TASK STATEMENT
Turn the records from the line with "server-status-text: 울산 교육청" through the line with "status-dot-icon [116,519,146,550]" into a Markdown table. Use two columns: Row, holding the row number, and Record line, holding the line itself. Leave out any blank lines.

====== INFORMATION PROVIDED ======

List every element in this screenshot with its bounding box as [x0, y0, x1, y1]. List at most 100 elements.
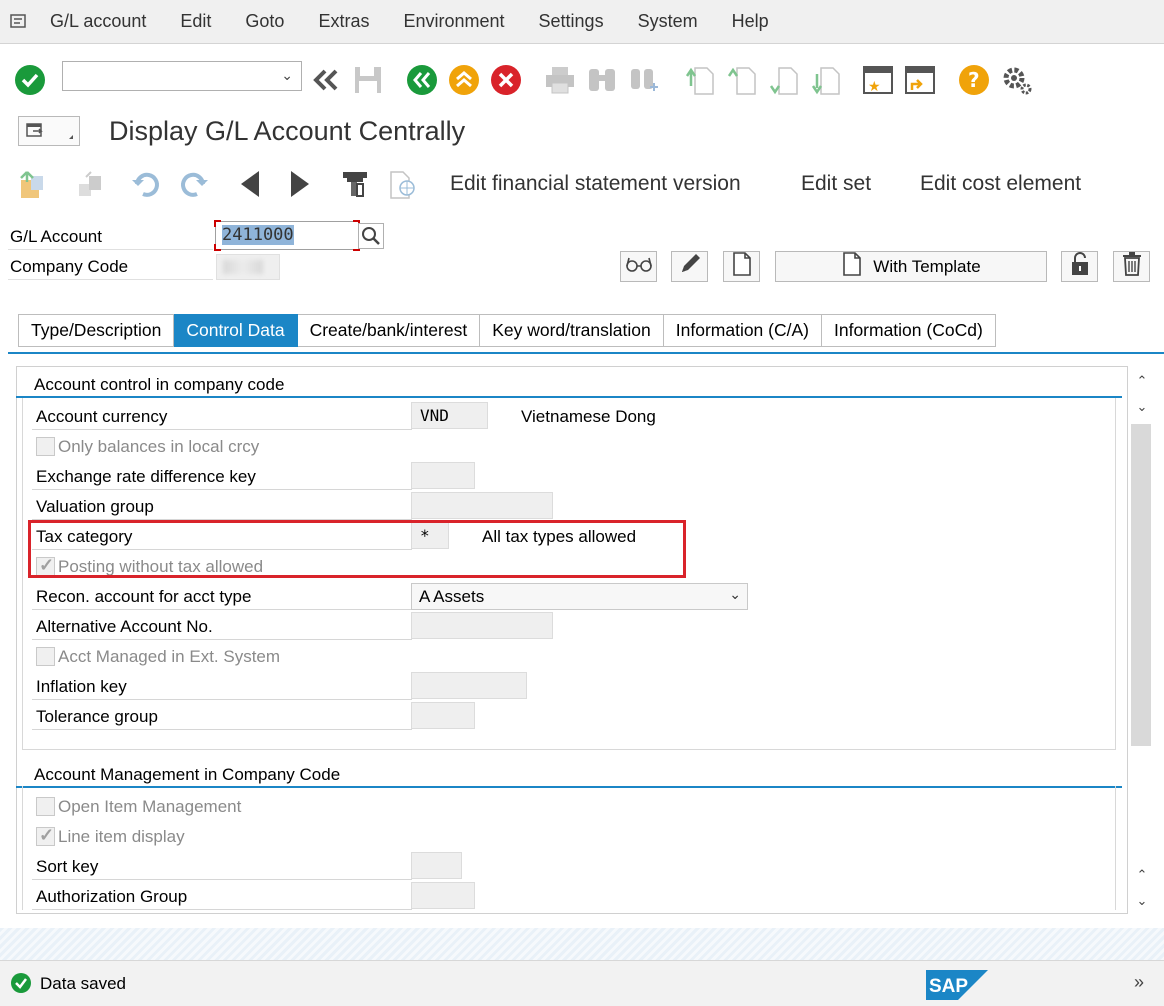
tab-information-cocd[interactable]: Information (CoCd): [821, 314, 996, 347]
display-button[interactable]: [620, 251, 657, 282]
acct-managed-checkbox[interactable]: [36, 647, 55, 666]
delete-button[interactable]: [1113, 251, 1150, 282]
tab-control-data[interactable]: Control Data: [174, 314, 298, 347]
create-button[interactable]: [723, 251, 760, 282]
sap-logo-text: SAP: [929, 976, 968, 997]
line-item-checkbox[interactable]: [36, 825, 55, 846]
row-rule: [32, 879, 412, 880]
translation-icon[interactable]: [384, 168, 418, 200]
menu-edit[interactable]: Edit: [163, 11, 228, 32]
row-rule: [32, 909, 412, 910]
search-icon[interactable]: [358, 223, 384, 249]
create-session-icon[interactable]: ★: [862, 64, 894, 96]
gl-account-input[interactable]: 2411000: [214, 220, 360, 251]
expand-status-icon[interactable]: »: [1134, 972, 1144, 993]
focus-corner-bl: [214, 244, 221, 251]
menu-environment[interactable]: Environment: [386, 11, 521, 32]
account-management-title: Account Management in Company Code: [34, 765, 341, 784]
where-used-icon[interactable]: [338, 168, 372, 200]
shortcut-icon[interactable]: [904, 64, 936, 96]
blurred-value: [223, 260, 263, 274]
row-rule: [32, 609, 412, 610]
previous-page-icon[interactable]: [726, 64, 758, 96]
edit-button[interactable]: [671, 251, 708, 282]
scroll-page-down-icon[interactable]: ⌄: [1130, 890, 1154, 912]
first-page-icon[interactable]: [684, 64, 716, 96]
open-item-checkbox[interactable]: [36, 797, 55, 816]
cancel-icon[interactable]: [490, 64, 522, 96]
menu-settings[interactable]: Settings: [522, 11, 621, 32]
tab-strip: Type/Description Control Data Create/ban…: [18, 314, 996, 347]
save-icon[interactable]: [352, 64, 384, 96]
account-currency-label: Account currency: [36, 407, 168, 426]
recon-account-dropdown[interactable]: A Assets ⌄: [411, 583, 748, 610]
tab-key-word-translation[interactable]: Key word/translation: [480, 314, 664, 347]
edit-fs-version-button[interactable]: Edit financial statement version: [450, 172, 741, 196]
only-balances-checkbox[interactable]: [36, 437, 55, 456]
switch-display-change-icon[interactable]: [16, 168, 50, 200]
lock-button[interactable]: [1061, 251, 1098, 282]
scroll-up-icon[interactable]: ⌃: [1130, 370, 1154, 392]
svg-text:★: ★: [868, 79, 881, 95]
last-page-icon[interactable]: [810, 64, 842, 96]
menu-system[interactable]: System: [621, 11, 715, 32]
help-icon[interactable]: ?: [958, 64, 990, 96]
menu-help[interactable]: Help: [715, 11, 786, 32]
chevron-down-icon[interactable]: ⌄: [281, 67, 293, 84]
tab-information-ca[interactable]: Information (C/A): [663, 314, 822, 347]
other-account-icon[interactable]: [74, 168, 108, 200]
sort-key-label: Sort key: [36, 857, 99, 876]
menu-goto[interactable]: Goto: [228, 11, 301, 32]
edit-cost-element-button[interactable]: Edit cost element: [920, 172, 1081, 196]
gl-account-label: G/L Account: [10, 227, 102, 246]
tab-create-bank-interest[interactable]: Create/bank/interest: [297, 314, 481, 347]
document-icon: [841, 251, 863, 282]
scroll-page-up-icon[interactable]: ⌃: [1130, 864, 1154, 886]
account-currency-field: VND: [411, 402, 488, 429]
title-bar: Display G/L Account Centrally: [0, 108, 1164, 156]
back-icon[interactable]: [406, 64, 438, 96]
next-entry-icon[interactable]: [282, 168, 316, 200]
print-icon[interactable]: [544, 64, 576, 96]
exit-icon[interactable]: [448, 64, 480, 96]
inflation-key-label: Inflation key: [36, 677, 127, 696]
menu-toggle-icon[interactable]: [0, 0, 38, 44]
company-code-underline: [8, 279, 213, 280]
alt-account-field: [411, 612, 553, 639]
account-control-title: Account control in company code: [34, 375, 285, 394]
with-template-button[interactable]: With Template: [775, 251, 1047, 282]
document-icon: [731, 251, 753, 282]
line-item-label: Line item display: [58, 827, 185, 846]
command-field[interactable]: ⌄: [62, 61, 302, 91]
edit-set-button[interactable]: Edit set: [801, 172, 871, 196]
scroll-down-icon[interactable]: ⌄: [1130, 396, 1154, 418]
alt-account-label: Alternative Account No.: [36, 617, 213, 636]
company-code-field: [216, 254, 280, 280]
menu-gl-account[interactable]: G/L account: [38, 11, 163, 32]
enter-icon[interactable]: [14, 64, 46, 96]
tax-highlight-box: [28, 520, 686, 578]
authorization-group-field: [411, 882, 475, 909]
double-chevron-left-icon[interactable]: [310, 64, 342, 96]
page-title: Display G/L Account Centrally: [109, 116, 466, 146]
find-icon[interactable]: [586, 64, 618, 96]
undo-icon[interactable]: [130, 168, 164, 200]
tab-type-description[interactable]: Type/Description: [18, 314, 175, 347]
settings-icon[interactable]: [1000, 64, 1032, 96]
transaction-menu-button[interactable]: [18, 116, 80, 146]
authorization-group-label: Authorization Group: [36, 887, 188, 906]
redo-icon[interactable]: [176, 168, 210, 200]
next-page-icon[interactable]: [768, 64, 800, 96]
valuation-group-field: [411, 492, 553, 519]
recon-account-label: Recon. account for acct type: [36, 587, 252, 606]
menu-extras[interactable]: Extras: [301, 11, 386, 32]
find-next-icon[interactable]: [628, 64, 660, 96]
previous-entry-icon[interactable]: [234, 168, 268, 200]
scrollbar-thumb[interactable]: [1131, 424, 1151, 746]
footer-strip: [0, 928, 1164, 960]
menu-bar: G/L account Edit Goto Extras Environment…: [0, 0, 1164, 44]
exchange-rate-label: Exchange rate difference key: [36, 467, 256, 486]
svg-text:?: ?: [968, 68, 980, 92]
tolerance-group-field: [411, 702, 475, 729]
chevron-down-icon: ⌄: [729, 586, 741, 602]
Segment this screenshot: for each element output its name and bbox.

======
====== INFORMATION PROVIDED ======

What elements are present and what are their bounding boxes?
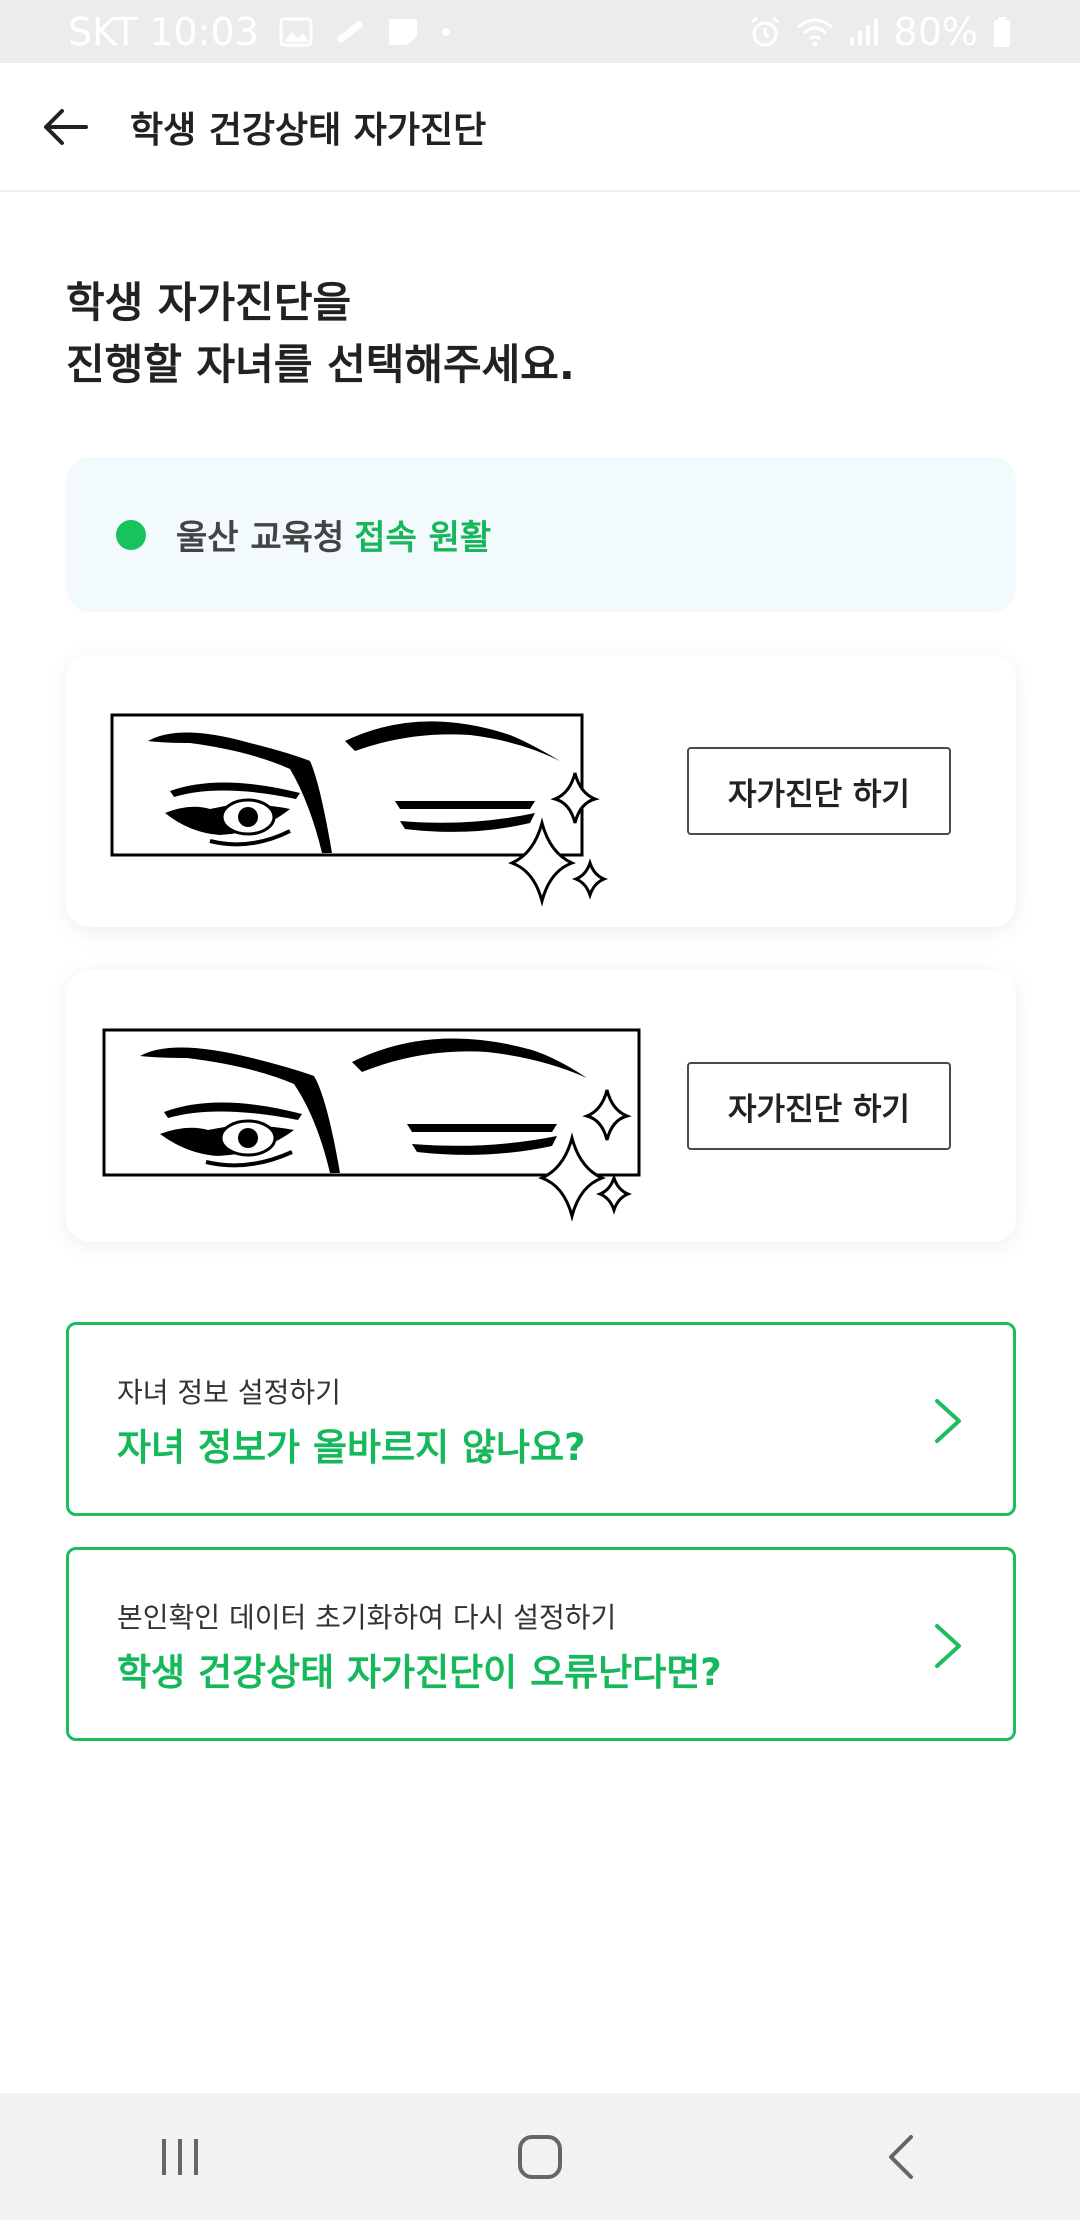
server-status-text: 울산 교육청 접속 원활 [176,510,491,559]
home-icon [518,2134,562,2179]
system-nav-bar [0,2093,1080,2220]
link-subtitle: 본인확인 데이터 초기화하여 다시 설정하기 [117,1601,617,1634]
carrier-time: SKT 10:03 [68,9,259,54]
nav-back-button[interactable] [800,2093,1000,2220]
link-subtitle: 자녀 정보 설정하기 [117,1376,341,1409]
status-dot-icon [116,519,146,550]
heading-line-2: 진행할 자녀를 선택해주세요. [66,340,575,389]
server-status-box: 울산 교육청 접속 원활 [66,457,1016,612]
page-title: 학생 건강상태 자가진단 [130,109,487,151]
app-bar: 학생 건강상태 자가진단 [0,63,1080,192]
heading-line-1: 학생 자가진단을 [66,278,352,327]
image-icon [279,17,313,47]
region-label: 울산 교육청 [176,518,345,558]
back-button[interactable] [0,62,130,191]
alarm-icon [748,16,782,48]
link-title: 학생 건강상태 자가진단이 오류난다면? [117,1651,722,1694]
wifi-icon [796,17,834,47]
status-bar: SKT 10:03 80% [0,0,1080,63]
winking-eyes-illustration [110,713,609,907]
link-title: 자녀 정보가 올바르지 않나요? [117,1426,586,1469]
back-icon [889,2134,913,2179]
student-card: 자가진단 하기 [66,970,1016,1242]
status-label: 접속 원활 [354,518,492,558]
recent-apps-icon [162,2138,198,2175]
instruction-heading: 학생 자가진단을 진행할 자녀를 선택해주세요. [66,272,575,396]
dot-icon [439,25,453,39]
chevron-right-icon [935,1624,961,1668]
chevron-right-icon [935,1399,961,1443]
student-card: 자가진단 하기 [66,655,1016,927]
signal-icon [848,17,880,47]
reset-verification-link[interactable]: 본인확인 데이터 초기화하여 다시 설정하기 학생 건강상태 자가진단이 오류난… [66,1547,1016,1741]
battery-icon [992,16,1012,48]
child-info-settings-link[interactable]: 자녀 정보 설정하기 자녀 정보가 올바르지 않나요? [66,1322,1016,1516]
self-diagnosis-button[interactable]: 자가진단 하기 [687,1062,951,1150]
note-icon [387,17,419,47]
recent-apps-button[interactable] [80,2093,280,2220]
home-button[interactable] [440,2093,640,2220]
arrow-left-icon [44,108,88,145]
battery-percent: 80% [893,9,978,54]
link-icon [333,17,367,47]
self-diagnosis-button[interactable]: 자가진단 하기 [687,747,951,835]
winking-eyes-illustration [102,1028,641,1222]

======

FULL OUTPUT
| Row | Record line |
|---|---|
| 1 | server-status-text: 울산 교육청 접속 원활 [176,510,491,559] |
| 2 | home-icon [518,2134,562,2179] |
| 3 | system-nav-bar [0,2093,1080,2220] |
| 4 | link-subtitle: 본인확인 데이터 초기화하여 다시 설정하기 [117,1601,617,1634] |
| 5 | carrier-time: SKT 10:03 [68,9,259,54] |
| 6 | nav-back-button[interactable] [800,2093,1000,2220] |
| 7 | link-subtitle: 자녀 정보 설정하기 [117,1376,341,1409] |
| 8 | status-dot-icon [116,519,146,550] |